• EXERCISE:
Look for "농정회요" in each line of the entries, and return the matching lines.

• MATERIAL SUPPLIED:
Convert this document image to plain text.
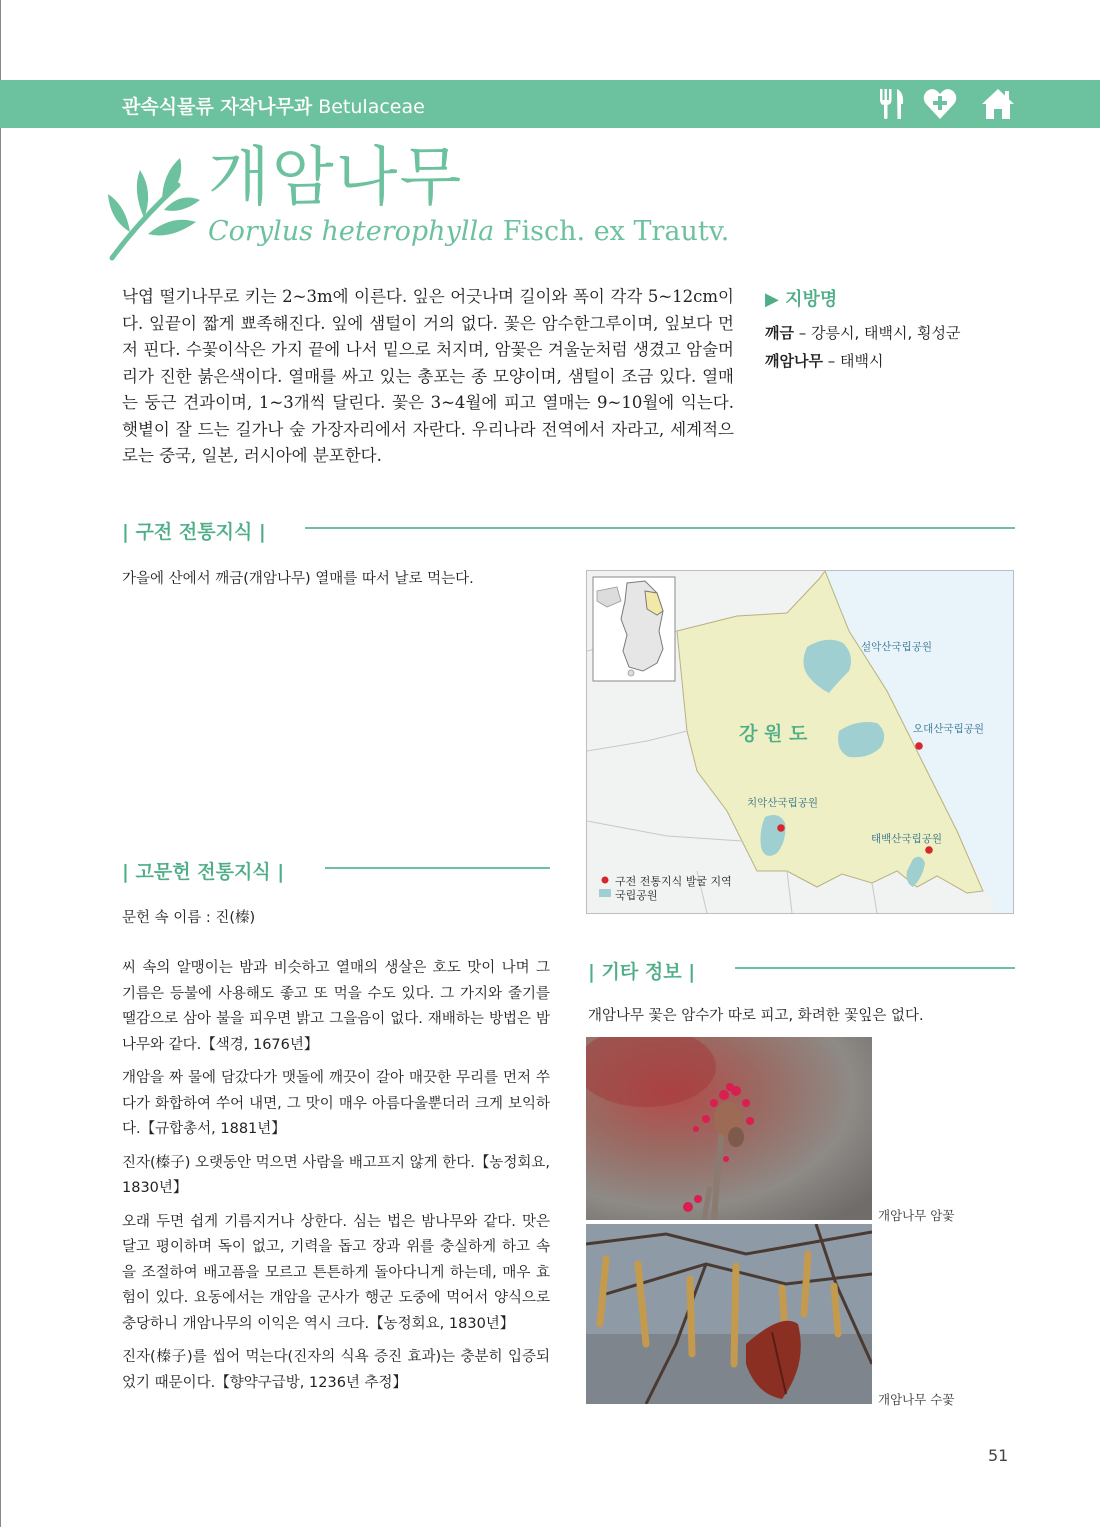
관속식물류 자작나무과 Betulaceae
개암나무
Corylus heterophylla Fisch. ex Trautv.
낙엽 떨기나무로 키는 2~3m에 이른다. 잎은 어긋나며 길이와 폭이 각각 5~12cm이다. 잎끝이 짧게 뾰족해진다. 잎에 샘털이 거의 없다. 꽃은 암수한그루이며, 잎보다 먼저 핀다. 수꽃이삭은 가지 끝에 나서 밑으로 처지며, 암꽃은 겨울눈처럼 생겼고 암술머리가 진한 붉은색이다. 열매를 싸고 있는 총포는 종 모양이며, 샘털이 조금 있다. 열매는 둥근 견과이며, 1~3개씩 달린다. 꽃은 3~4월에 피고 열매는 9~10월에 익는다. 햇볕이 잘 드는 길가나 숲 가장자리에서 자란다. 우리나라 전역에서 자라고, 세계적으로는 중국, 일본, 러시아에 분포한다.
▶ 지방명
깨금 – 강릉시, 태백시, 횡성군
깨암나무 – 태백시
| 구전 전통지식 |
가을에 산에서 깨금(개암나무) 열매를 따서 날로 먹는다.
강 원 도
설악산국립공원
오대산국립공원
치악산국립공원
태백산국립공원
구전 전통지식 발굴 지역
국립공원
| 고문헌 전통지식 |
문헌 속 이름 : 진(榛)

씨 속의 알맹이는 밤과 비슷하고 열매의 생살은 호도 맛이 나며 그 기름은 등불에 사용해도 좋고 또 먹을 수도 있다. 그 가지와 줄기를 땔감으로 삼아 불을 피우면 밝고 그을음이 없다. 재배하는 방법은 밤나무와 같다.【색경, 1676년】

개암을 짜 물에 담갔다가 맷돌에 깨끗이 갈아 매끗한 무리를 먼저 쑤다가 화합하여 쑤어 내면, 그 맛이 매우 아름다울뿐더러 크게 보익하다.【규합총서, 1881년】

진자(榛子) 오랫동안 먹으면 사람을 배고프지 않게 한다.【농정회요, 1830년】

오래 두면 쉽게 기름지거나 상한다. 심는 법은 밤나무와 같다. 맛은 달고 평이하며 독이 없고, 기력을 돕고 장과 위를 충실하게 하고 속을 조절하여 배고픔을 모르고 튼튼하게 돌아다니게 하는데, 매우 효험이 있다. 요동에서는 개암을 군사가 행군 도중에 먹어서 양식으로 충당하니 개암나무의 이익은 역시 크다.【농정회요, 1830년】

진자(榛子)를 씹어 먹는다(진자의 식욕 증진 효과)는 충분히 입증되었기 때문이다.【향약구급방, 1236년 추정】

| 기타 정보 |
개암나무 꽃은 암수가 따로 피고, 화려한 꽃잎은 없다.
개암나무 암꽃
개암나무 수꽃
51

• TASK RESULT:
진자(榛子) 오랫동안 먹으면 사람을 배고프지 않게 한다.【농정회요, 1830년】
오래 두면 쉽게 기름지거나 상한다. 심는 법은 밤나무와 같다. 맛은 달고 평이하며 독이 없고, 기력을 돕고 장과 위를 충실하게 하고 속을 조절하여 배고픔을 모르고 튼튼하게 돌아다니게 하는데, 매우 효험이 있다. 요동에서는 개암을 군사가 행군 도중에 먹어서 양식으로 충당하니 개암나무의 이익은 역시 크다.【농정회요, 1830년】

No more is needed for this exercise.